Pull out every line below containing the word "Fruit".

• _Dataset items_
————————

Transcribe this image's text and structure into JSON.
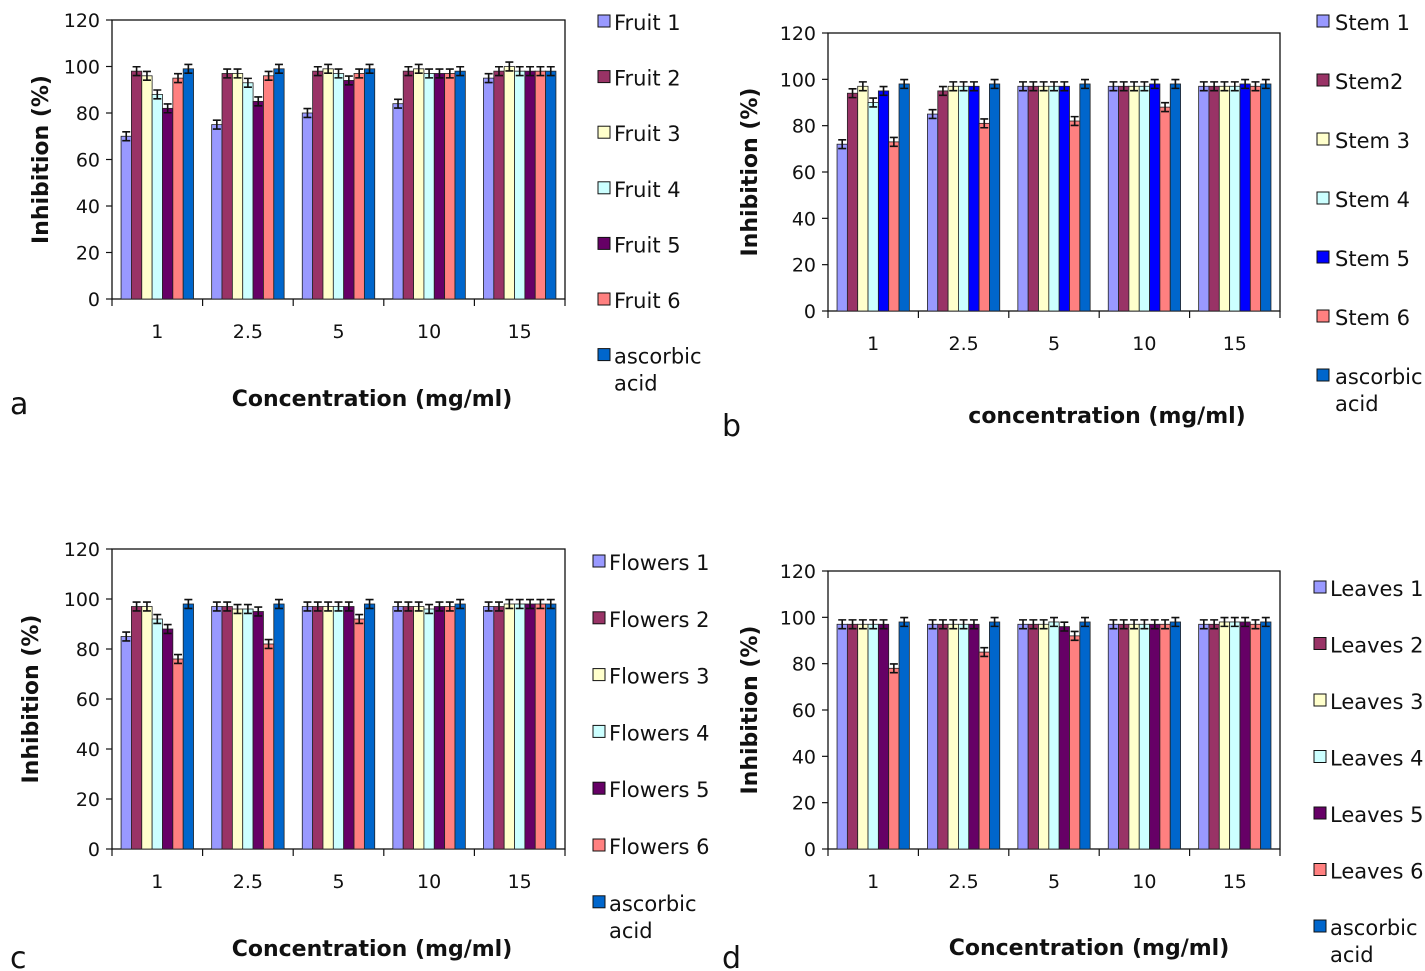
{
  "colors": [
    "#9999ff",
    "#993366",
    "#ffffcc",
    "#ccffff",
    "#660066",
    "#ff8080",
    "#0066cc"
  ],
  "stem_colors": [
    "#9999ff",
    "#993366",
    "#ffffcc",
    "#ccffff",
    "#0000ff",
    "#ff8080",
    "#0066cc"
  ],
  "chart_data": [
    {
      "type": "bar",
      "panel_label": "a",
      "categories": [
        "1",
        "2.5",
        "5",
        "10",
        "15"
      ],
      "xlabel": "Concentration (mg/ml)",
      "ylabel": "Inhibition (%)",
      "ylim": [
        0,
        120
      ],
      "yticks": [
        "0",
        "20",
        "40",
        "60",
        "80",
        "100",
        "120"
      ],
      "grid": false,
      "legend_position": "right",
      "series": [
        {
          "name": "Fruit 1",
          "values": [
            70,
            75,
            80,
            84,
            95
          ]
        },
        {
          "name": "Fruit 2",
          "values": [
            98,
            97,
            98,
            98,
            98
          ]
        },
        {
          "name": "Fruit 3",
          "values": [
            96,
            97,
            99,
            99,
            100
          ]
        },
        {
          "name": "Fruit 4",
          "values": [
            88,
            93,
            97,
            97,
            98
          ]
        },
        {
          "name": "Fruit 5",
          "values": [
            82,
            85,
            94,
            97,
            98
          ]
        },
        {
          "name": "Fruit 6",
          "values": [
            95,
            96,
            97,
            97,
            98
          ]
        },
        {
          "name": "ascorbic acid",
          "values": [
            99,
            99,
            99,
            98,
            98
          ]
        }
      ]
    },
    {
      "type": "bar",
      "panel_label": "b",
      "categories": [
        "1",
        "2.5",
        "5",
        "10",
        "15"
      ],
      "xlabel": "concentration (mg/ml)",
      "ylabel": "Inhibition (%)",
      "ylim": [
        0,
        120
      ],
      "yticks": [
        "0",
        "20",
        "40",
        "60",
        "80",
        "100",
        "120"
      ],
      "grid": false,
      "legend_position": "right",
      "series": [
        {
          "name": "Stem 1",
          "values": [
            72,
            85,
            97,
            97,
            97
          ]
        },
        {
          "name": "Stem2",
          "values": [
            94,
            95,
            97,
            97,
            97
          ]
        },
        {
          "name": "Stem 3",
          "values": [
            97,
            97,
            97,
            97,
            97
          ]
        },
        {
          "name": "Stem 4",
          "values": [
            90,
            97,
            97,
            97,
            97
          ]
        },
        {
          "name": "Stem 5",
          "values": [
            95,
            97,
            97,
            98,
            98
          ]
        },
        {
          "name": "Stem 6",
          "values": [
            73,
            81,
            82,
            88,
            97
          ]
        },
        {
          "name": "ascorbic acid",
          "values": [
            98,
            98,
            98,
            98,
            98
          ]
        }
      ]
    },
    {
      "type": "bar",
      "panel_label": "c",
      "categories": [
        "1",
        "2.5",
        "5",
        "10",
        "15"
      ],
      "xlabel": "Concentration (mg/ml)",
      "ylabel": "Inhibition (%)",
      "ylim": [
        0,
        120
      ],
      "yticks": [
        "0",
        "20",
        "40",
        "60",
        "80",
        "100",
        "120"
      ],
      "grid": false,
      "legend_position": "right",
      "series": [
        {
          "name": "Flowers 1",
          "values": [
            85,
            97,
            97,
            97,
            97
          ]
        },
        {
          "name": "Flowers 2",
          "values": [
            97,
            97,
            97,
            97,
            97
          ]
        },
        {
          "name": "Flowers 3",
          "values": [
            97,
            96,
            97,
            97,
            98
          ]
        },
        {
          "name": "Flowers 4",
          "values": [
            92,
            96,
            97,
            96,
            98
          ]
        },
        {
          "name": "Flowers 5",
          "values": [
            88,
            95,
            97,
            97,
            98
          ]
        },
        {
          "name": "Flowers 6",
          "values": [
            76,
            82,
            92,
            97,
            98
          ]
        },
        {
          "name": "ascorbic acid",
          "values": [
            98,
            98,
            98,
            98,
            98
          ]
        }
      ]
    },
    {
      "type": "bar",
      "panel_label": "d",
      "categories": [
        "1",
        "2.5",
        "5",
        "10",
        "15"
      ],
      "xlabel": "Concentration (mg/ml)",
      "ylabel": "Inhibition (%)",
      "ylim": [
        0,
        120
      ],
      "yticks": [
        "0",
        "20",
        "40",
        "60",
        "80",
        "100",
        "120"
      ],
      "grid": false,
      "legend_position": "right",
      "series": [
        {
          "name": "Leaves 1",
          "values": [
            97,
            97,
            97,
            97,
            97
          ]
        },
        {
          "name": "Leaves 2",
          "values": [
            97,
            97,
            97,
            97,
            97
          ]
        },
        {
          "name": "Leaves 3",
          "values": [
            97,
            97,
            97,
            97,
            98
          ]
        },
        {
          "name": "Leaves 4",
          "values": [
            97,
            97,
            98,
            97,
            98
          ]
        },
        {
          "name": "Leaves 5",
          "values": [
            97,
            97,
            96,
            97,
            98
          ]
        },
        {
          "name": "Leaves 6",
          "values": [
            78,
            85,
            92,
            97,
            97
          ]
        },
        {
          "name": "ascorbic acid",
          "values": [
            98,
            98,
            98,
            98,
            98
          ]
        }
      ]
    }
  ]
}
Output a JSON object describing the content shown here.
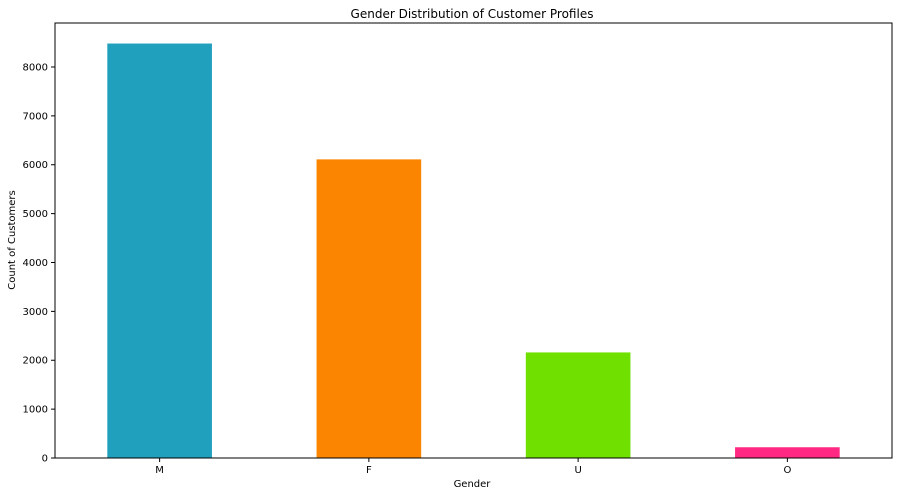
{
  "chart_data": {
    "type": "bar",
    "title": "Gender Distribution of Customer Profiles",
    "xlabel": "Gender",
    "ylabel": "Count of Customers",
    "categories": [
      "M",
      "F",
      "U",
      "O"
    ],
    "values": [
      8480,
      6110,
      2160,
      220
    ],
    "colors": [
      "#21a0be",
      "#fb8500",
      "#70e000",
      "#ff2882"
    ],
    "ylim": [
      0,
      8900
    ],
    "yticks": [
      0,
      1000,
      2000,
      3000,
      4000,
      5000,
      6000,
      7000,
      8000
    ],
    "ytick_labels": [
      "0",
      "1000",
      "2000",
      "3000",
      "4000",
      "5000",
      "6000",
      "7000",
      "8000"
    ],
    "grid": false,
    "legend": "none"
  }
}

————————

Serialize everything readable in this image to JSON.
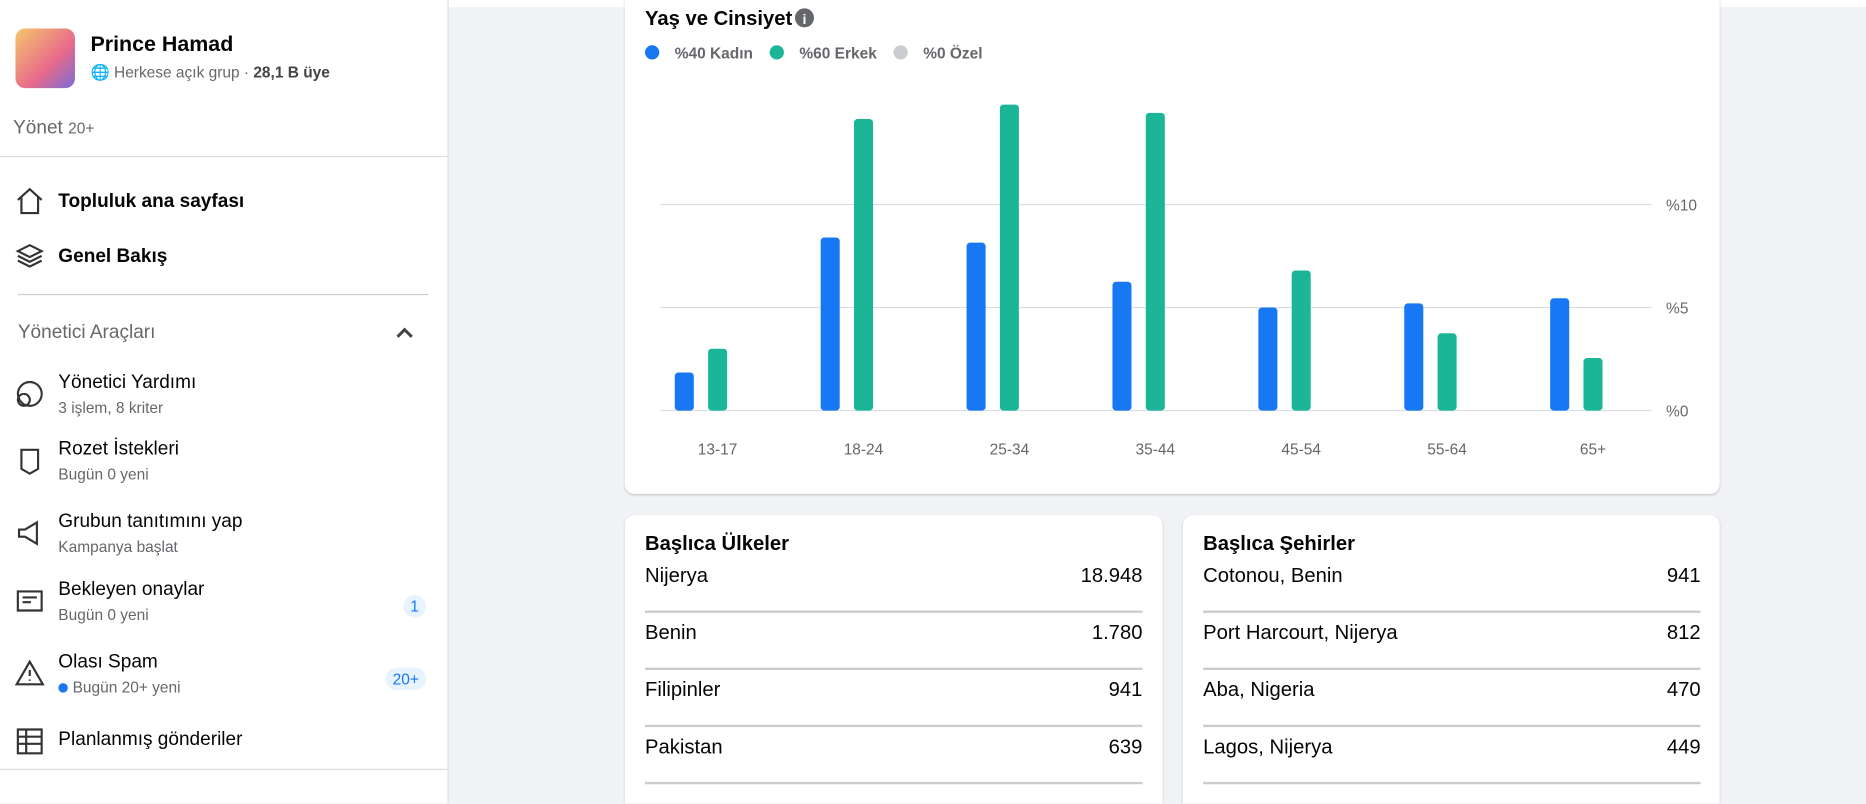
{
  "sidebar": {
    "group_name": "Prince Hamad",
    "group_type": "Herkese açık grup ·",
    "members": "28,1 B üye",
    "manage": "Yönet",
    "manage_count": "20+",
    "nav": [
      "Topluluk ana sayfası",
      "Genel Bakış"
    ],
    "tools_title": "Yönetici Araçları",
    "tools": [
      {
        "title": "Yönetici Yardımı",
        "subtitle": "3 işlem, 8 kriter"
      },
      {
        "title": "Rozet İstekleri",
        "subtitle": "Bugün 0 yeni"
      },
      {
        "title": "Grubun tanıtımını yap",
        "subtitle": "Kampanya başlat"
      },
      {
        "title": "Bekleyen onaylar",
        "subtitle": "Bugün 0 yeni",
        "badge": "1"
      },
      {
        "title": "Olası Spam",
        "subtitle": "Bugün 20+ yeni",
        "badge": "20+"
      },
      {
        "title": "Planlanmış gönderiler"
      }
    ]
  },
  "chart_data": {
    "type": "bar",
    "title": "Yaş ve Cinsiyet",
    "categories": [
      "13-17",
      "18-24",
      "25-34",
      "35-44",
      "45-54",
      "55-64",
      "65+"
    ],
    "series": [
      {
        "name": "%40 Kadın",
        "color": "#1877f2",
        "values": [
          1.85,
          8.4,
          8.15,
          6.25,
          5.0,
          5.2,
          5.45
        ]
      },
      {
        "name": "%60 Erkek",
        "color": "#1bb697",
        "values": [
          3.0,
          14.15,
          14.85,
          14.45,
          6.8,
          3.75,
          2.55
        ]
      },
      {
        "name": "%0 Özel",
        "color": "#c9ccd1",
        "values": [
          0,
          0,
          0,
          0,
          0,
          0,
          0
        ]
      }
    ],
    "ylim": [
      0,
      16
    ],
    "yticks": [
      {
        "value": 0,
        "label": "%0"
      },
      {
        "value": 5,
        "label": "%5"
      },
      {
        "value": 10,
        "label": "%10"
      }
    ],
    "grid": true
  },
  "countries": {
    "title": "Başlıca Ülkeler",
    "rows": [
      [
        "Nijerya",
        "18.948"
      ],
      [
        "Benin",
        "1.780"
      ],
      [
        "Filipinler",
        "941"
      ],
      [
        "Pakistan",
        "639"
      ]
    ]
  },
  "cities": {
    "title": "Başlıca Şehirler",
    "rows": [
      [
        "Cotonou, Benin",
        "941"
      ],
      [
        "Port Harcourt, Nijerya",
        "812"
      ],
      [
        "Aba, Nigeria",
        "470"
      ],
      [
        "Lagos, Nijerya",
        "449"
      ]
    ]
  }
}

————————

• _SOLUTION TO THIS EXERCISE_
          "name": "Fruit 1",
          "name": "Fruit 2",
          "name": "Fruit 3",
          "name": "Fruit 4",
          "name": "Fruit 5",
          "name": "Fruit 6",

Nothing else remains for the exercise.